DATA IN THIS EXERCISE>

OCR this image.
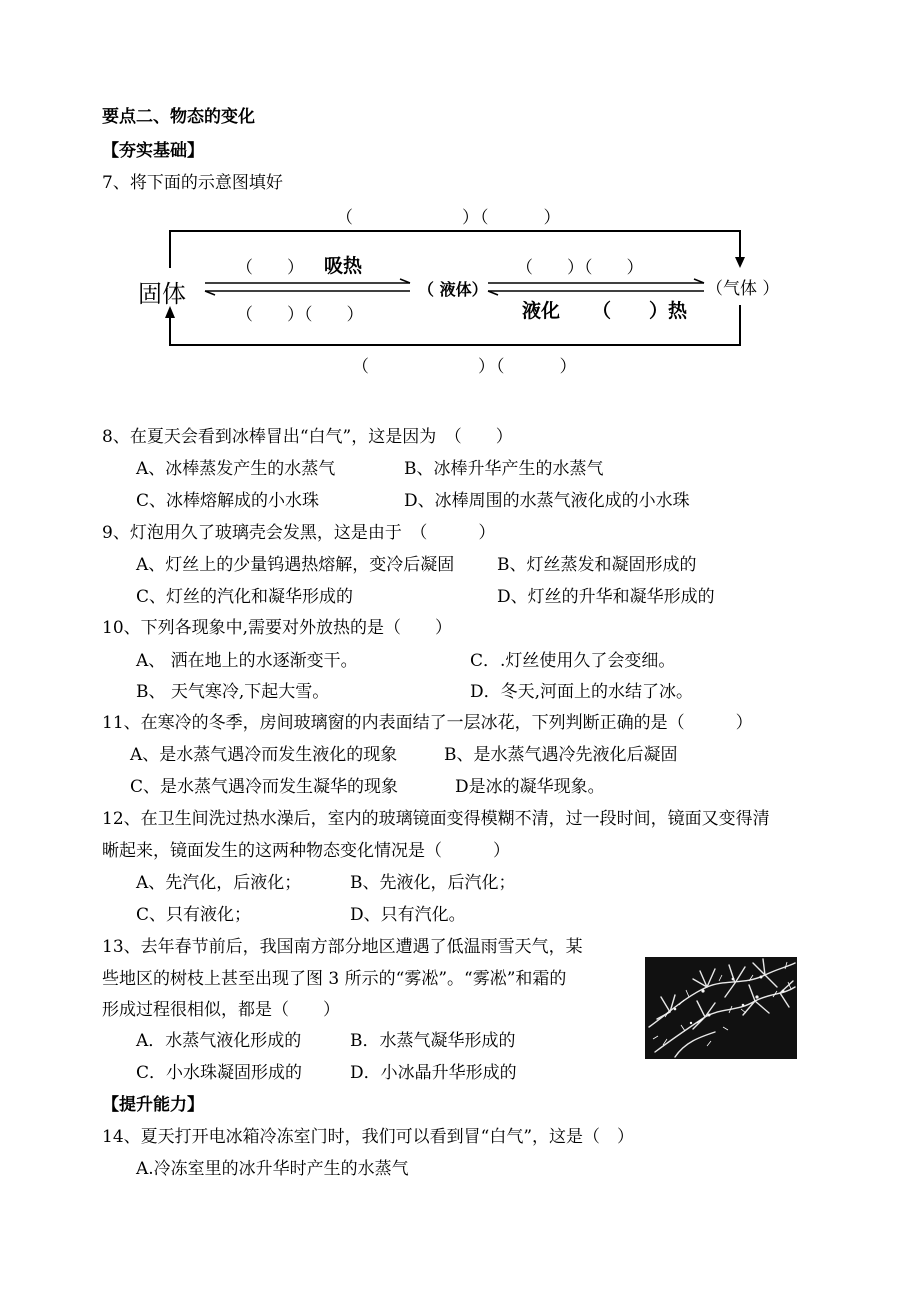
要点二、物态的变化
【夯实基础】
7、将下面的示意图填好
（　　　　　　）（　　　）
固体
（　　） 吸热
（　　）（　　）
（ 液体）
（　　）（　　）
液化 （　　）热
（气体 ）
（　　　　　　）（　　　）
8、在夏天会看到冰棒冒出“白气”，这是因为　（　　）
A、冰棒蒸发产生的水蒸气	B、冰棒升华产生的水蒸气
C、冰棒熔解成的小水珠	D、冰棒周围的水蒸气液化成的小水珠
9、灯泡用久了玻璃壳会发黑，这是由于　（　　　）
A、灯丝上的少量钨遇热熔解，变冷后凝固	B、灯丝蒸发和凝固形成的
C、灯丝的汽化和凝华形成的	D、灯丝的升华和凝华形成的
10、下列各现象中,需要对外放热的是（　　）
A、 洒在地上的水逐渐变干。	C．.灯丝使用久了会变细。
B、 天气寒冷,下起大雪。	D．冬天,河面上的水结了冰。
11、在寒冷的冬季，房间玻璃窗的内表面结了一层冰花，下列判断正确的是（　　　）
A、是水蒸气遇冷而发生液化的现象	B、是水蒸气遇冷先液化后凝固
C、是水蒸气遇冷而发生凝华的现象	D是冰的凝华现象。
12、在卫生间洗过热水澡后，室内的玻璃镜面变得模糊不清，过一段时间，镜面又变得清
晰起来，镜面发生的这两种物态变化情况是（　　　）
A、先汽化，后液化；	B、先液化，后汽化；
C、只有液化；	D、只有汽化。
13、去年春节前后，我国南方部分地区遭遇了低温雨雪天气，某
些地区的树枝上甚至出现了图 3 所示的“雾凇”。“雾凇”和霜的
形成过程很相似，都是（　　）
A．水蒸气液化形成的	B．水蒸气凝华形成的
C．小水珠凝固形成的	D．小冰晶升华形成的
【提升能力】
14、夏天打开电冰箱冷冻室门时，我们可以看到冒“白气”，这是（　）
A.冷冻室里的冰升华时产生的水蒸气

INSTRUCTION> Above are records to transcribe exactly; leave their pictures out.

EXERCISE RESULT>
OCR this image.
要点二、物态的变化
【夯实基础】
7、将下面的示意图填好
（　　　　　　）（　　　）
固体
（　　） 吸热
（　　）（　　）
（ 液体）
（　　）（　　）
液化 （　　）热
（气体 ）
（　　　　　　）（　　　）
8、在夏天会看到冰棒冒出“白气”，这是因为　（　　）
A、冰棒蒸发产生的水蒸气	B、冰棒升华产生的水蒸气
C、冰棒熔解成的小水珠	D、冰棒周围的水蒸气液化成的小水珠
9、灯泡用久了玻璃壳会发黑，这是由于　（　　　）
A、灯丝上的少量钨遇热熔解，变冷后凝固	B、灯丝蒸发和凝固形成的
C、灯丝的汽化和凝华形成的	D、灯丝的升华和凝华形成的
10、下列各现象中,需要对外放热的是（　　）
A、 洒在地上的水逐渐变干。	C．.灯丝使用久了会变细。
B、 天气寒冷,下起大雪。	D．冬天,河面上的水结了冰。
11、在寒冷的冬季，房间玻璃窗的内表面结了一层冰花，下列判断正确的是（　　　）
A、是水蒸气遇冷而发生液化的现象	B、是水蒸气遇冷先液化后凝固
C、是水蒸气遇冷而发生凝华的现象	D是冰的凝华现象。
12、在卫生间洗过热水澡后，室内的玻璃镜面变得模糊不清，过一段时间，镜面又变得清
晰起来，镜面发生的这两种物态变化情况是（　　　）
A、先汽化，后液化；	B、先液化，后汽化；
C、只有液化；	D、只有汽化。
13、去年春节前后，我国南方部分地区遭遇了低温雨雪天气，某
些地区的树枝上甚至出现了图 3 所示的“雾凇”。“雾凇”和霜的
形成过程很相似，都是（　　）
A．水蒸气液化形成的	B．水蒸气凝华形成的
C．小水珠凝固形成的	D．小冰晶升华形成的
【提升能力】
14、夏天打开电冰箱冷冻室门时，我们可以看到冒“白气”，这是（　）
A.冷冻室里的冰升华时产生的水蒸气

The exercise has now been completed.